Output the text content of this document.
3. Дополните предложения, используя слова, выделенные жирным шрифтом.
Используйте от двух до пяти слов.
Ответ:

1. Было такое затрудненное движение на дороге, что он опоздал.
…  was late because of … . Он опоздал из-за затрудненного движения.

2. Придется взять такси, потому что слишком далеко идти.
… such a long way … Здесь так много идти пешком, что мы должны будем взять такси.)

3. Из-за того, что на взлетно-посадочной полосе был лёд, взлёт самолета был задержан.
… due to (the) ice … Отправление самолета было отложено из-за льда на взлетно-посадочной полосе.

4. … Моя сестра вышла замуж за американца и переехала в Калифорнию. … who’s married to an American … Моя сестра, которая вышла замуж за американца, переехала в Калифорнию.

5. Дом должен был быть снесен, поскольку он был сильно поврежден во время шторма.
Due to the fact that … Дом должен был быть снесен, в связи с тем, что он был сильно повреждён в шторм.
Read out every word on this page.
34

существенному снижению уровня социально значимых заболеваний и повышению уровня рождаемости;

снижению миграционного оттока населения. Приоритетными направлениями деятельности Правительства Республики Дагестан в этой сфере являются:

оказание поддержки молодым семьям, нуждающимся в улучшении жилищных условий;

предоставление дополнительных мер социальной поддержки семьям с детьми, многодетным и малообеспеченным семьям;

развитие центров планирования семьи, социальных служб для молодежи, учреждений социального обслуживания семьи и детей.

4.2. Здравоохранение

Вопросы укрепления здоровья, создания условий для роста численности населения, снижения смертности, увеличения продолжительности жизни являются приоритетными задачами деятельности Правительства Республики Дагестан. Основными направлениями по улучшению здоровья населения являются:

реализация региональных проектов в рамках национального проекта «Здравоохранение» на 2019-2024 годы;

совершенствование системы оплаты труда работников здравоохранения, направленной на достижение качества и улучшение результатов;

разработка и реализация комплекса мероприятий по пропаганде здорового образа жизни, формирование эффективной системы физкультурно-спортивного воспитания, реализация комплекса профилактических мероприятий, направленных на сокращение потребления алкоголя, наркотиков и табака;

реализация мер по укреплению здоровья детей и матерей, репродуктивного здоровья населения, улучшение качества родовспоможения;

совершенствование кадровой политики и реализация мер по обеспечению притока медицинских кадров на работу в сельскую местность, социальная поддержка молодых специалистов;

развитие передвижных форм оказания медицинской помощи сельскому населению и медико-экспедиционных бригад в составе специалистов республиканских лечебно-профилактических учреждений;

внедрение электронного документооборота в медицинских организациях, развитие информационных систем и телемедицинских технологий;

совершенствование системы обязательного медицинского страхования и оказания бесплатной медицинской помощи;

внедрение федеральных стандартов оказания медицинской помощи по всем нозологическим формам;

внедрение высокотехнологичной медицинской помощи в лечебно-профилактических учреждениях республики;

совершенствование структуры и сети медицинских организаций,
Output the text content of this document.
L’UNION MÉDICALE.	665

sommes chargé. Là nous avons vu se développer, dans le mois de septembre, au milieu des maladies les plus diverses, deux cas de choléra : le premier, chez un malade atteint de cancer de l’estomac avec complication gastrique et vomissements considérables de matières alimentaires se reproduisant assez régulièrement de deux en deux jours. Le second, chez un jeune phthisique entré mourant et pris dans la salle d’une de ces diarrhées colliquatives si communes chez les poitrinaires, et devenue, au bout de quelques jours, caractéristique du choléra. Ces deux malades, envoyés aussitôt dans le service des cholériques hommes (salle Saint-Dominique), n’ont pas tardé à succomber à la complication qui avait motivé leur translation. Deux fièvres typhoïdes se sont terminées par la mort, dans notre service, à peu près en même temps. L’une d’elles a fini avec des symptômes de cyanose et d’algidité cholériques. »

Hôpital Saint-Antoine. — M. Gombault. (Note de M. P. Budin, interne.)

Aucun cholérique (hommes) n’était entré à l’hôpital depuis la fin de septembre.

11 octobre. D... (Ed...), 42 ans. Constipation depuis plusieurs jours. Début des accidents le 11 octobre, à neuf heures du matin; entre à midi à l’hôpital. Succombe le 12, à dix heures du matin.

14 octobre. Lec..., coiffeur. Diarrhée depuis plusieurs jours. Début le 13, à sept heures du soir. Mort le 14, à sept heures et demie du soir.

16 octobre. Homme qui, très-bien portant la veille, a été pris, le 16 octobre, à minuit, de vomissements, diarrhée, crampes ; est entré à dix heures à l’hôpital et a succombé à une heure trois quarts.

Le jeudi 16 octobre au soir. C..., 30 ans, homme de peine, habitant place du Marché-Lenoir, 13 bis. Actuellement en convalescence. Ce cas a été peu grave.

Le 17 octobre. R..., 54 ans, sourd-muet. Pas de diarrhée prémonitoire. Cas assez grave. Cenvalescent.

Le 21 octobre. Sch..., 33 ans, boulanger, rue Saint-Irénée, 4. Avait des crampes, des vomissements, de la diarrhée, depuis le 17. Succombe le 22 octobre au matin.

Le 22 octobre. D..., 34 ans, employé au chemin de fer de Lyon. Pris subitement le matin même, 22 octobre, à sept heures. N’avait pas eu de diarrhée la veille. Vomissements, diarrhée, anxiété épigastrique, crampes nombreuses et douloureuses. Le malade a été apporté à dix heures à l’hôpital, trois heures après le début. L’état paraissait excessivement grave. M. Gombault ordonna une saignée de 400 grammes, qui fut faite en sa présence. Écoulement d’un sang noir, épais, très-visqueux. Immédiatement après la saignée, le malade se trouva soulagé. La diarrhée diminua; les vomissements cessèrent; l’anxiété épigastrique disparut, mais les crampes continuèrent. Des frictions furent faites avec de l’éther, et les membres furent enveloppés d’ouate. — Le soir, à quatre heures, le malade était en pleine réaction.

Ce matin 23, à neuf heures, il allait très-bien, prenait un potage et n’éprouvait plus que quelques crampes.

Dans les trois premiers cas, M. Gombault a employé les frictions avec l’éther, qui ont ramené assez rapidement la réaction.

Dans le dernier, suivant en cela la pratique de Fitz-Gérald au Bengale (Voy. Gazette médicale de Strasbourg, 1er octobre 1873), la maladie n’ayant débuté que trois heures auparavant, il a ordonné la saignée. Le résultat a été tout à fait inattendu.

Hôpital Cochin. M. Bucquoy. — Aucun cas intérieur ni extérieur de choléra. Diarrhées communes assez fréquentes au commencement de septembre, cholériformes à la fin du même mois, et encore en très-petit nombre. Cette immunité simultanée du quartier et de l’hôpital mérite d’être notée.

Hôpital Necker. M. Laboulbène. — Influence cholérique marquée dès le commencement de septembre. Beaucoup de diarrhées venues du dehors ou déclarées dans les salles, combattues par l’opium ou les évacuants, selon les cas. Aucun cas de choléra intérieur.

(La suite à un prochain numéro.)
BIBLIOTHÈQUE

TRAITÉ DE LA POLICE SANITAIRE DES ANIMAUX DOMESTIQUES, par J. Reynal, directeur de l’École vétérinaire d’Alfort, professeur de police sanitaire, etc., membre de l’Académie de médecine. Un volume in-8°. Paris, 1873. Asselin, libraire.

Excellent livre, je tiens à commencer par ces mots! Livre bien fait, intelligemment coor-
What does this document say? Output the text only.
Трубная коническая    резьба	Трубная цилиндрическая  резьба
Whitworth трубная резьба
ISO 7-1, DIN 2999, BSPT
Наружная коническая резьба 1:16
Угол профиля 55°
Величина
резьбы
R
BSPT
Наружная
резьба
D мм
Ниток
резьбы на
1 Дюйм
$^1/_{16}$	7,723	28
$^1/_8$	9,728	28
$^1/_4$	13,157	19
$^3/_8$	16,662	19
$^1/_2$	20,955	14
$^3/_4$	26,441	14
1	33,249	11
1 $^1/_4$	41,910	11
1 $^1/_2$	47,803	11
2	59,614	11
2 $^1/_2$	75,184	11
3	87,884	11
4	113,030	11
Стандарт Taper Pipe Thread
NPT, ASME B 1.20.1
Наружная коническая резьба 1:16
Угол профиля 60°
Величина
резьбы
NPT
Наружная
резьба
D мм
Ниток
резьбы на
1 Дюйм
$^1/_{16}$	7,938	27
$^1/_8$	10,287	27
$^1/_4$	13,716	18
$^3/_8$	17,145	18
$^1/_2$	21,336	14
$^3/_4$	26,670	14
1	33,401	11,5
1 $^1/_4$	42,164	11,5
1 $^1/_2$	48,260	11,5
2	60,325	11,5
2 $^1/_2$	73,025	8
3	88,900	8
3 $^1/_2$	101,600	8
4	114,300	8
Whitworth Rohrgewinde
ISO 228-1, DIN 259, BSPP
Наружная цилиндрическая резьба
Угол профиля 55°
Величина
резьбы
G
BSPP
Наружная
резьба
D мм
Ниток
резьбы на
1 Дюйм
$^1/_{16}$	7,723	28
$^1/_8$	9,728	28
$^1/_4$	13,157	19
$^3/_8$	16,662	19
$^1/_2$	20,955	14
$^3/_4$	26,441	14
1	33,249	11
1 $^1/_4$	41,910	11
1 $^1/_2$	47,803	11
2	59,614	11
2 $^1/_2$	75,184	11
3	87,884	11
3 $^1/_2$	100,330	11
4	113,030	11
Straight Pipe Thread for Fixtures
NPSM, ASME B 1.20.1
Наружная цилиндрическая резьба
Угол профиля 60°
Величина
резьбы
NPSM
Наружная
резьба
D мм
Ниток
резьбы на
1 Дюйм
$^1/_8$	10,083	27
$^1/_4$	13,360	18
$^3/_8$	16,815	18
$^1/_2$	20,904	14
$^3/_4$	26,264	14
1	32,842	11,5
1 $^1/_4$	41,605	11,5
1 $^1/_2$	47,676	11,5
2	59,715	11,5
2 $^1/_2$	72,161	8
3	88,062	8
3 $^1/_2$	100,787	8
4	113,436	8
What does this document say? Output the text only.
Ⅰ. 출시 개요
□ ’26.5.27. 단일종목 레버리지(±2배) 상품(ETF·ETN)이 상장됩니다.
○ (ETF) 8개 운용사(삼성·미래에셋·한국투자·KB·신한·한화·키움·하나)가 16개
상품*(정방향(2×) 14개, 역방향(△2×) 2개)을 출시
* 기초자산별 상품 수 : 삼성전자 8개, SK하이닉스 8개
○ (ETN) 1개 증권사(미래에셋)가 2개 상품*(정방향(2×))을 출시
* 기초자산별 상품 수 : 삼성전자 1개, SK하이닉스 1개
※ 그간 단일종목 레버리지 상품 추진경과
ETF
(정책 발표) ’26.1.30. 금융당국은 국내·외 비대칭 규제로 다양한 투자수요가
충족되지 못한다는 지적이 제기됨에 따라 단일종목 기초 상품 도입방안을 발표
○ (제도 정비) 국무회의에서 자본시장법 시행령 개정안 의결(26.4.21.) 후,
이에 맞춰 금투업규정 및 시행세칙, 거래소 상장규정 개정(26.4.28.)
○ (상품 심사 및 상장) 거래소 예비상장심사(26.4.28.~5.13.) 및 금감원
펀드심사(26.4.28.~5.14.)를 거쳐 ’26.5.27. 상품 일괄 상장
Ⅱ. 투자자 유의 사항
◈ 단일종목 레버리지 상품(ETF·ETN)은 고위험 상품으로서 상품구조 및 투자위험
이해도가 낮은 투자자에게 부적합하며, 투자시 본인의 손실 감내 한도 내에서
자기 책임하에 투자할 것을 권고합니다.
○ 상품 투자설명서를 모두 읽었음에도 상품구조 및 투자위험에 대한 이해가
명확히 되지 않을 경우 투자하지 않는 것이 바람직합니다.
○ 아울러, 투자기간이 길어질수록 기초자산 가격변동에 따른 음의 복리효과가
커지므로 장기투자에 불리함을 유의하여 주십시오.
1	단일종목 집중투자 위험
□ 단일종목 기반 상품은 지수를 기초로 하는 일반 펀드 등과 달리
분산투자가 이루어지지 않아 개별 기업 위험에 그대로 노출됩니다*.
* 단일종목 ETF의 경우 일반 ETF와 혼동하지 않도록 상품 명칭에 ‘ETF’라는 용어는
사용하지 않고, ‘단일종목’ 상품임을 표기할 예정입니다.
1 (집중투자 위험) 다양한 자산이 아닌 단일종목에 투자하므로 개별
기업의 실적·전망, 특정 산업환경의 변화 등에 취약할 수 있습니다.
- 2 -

----------------

§ **WHAT IS EXPECTED**:
Copy every line of the records above that holds the word "bien".

§ **WORKED ANSWER**:
16 octobre. Homme qui, très-bien portant la veille, a été pris, le 16 octobre, à minuit, de vomissements, diarrhée, crampes ; est entré à dix heures à l’hôpital et a succombé à une heure trois quarts.
Ce matin 23, à neuf heures, il allait très-bien, prenait un potage et n’éprouvait plus que quelques crampes.
Excellent livre, je tiens à commencer par ces mots! Livre bien fait, intelligemment coor-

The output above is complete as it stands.